▶ _JOB_
Search the listing below for the word "grid" and copy each line that holds it.

▶ _A run of records_
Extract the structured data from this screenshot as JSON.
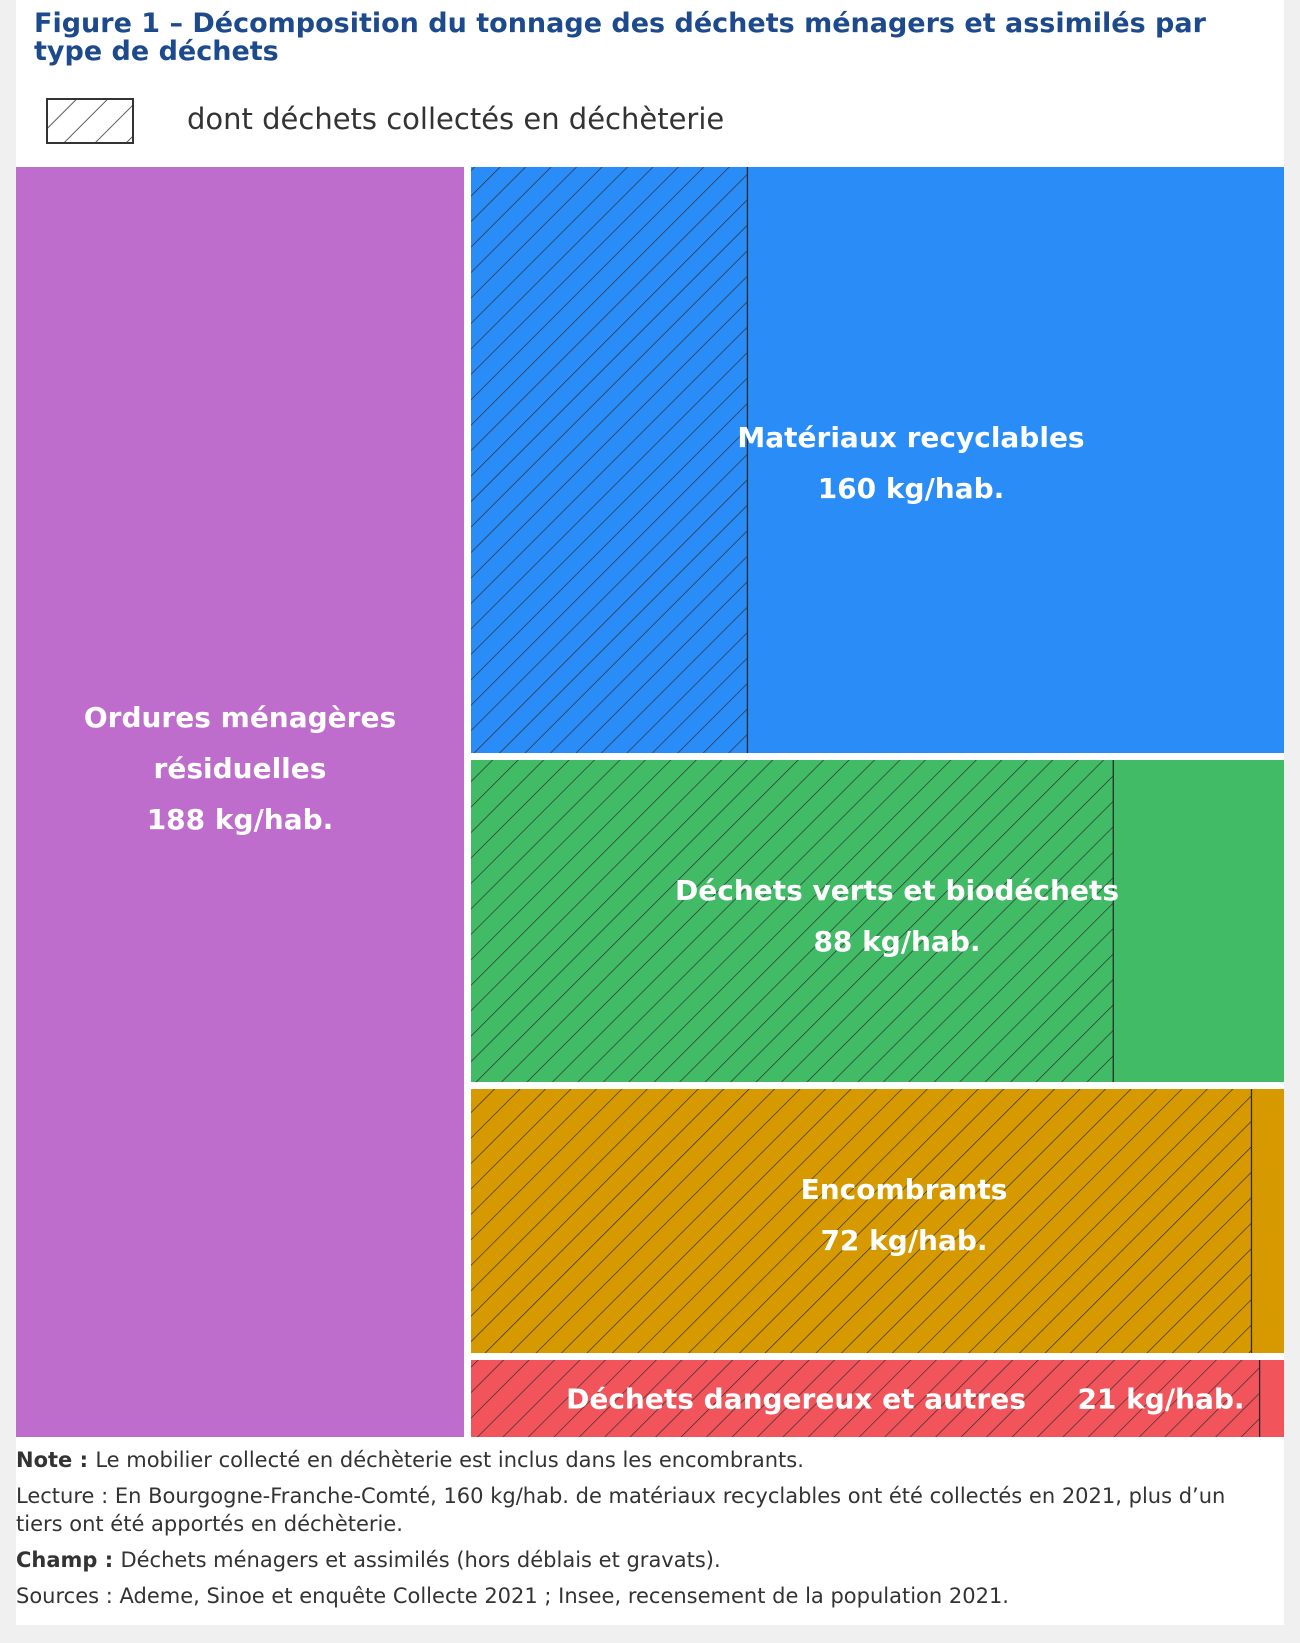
{
  "title": "Figure 1 – Décomposition du tonnage des déchets ménagers et assimilés par type de déchets",
  "legend": {
    "label": "dont déchets collectés en déchèterie",
    "pattern": "hatch"
  },
  "colors": {
    "ordures": "#bf6dcc",
    "recyclables": "#2a8cf7",
    "verts": "#41bb66",
    "encombrants": "#d69a00",
    "dangereux": "#f2545b",
    "title": "#1c4a8c"
  },
  "chart_data": {
    "type": "treemap",
    "unit": "kg/hab.",
    "categories": [
      {
        "key": "ordures",
        "label": "Ordures ménagères résiduelles",
        "value_label": "188 kg/hab.",
        "value": 188,
        "decheterie_share": 0
      },
      {
        "key": "recyclables",
        "label": "Matériaux recyclables",
        "value_label": "160 kg/hab.",
        "value": 160,
        "decheterie_share": 0.34
      },
      {
        "key": "verts",
        "label": "Déchets verts et biodéchets",
        "value_label": "88 kg/hab.",
        "value": 88,
        "decheterie_share": 0.79
      },
      {
        "key": "encombrants",
        "label": "Encombrants",
        "value_label": "72 kg/hab.",
        "value": 72,
        "decheterie_share": 0.96
      },
      {
        "key": "dangereux",
        "label": "Déchets dangereux et autres",
        "value_label": "21 kg/hab.",
        "value": 21,
        "decheterie_share": 0.97
      }
    ]
  },
  "notes": {
    "note": {
      "prefix": "Note : ",
      "text": "Le mobilier collecté en déchèterie est inclus dans les encombrants."
    },
    "lecture": {
      "prefix": "Lecture : ",
      "text": "En Bourgogne-Franche-Comté, 160 kg/hab. de matériaux recyclables ont été collectés en 2021, plus d’un tiers ont été apportés en déchèterie."
    },
    "champ": {
      "prefix": "Champ : ",
      "text": "Déchets ménagers et assimilés (hors déblais et gravats)."
    },
    "sources": {
      "prefix": "Sources : ",
      "text": "Ademe, Sinoe et enquête Collecte 2021 ; Insee, recensement de la population 2021."
    }
  }
}
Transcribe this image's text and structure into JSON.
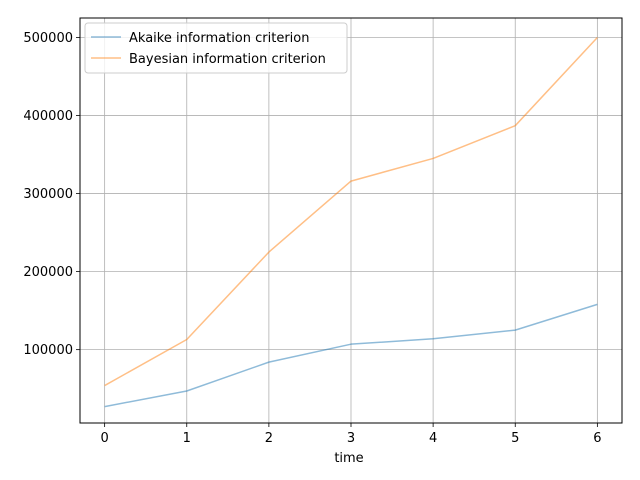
{
  "chart_data": {
    "type": "line",
    "title": "",
    "xlabel": "time",
    "ylabel": "",
    "x": [
      0,
      1,
      2,
      3,
      4,
      5,
      6
    ],
    "x_ticks": [
      "0",
      "1",
      "2",
      "3",
      "4",
      "5",
      "6"
    ],
    "y_ticks": [
      "100000",
      "200000",
      "300000",
      "400000",
      "500000"
    ],
    "xlim": [
      -0.3,
      6.3
    ],
    "ylim": [
      6000,
      525000
    ],
    "grid": true,
    "legend_position": "upper-left",
    "series": [
      {
        "name": "Akaike information criterion",
        "color": "#1f77b4",
        "values": [
          27000,
          47000,
          84000,
          107000,
          114000,
          125000,
          158000
        ]
      },
      {
        "name": "Bayesian information criterion",
        "color": "#ff7f0e",
        "values": [
          54000,
          113000,
          225000,
          316000,
          345000,
          387000,
          500000
        ]
      }
    ]
  }
}
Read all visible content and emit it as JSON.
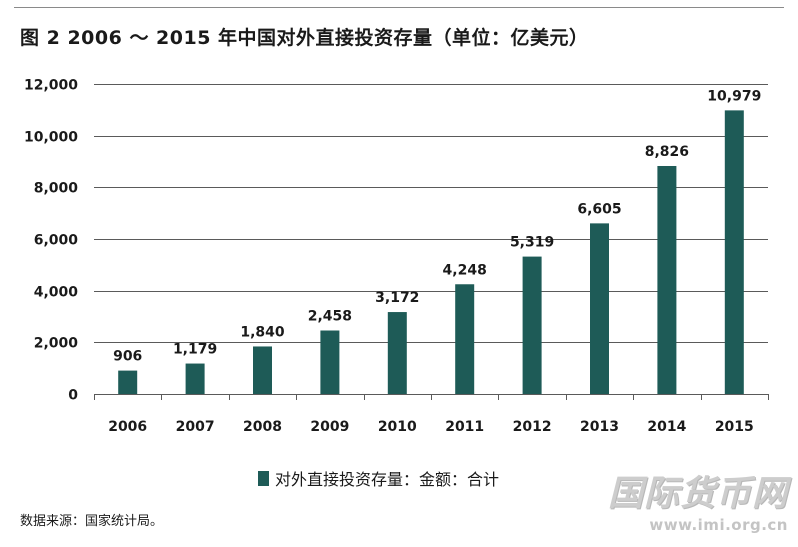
{
  "title": "图 2  2006 ～ 2015 年中国对外直接投资存量（单位：亿美元）",
  "source": "数据来源：国家统计局。",
  "watermark": {
    "logo": "国际货币网",
    "url": "www.imi.org.cn"
  },
  "colors": {
    "bar": "#1e5b57",
    "grid": "#5a5a5a",
    "text": "#1a1a1a"
  },
  "chart_data": {
    "type": "bar",
    "title": "图 2  2006 ～ 2015 年中国对外直接投资存量（单位：亿美元）",
    "xlabel": "",
    "ylabel": "",
    "categories": [
      "2006",
      "2007",
      "2008",
      "2009",
      "2010",
      "2011",
      "2012",
      "2013",
      "2014",
      "2015"
    ],
    "series": [
      {
        "name": "对外直接投资存量：金额：合计",
        "values": [
          906,
          1179,
          1840,
          2458,
          3172,
          4248,
          5319,
          6605,
          8826,
          10979
        ]
      }
    ],
    "data_labels": [
      "906",
      "1,179",
      "1,840",
      "2,458",
      "3,172",
      "4,248",
      "5,319",
      "6,605",
      "8,826",
      "10,979"
    ],
    "y_ticks": [
      0,
      2000,
      4000,
      6000,
      8000,
      10000,
      12000
    ],
    "y_tick_labels": [
      "0",
      "2,000",
      "4,000",
      "6,000",
      "8,000",
      "10,000",
      "12,000"
    ],
    "ylim": [
      0,
      12000
    ],
    "grid": true,
    "legend_position": "bottom-center"
  }
}
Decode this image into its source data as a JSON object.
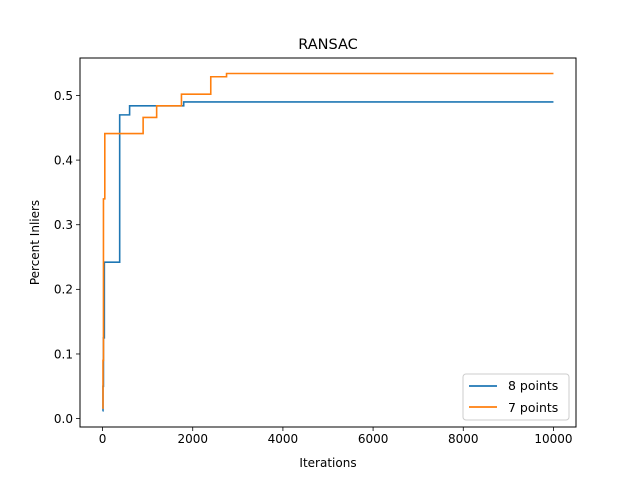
{
  "chart_data": {
    "type": "line",
    "title": "RANSAC",
    "xlabel": "Iterations",
    "ylabel": "Percent Inliers",
    "xlim": [
      -500,
      10500
    ],
    "ylim": [
      -0.013,
      0.558
    ],
    "xticks": [
      0,
      2000,
      4000,
      6000,
      8000,
      10000
    ],
    "xtick_labels": [
      "0",
      "2000",
      "4000",
      "6000",
      "8000",
      "10000"
    ],
    "yticks": [
      0.0,
      0.1,
      0.2,
      0.3,
      0.4,
      0.5
    ],
    "ytick_labels": [
      "0.0",
      "0.1",
      "0.2",
      "0.3",
      "0.4",
      "0.5"
    ],
    "grid": false,
    "legend_position": "lower-right",
    "step": true,
    "series": [
      {
        "name": "8 points",
        "color": "#1f77b4",
        "x": [
          0,
          10,
          20,
          40,
          380,
          600,
          1800,
          10000
        ],
        "y": [
          0.012,
          0.05,
          0.125,
          0.242,
          0.47,
          0.484,
          0.49,
          0.49
        ]
      },
      {
        "name": "7 points",
        "color": "#ff7f0e",
        "x": [
          0,
          10,
          20,
          50,
          900,
          1200,
          1750,
          2400,
          2750,
          10000
        ],
        "y": [
          0.016,
          0.09,
          0.34,
          0.441,
          0.466,
          0.484,
          0.502,
          0.529,
          0.534,
          0.534
        ]
      }
    ]
  }
}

▶ _EXERCISE ANSWER_
    "grid": true,
    "grid": "#5a5a5a",
    "grid": true,
    "grid": false,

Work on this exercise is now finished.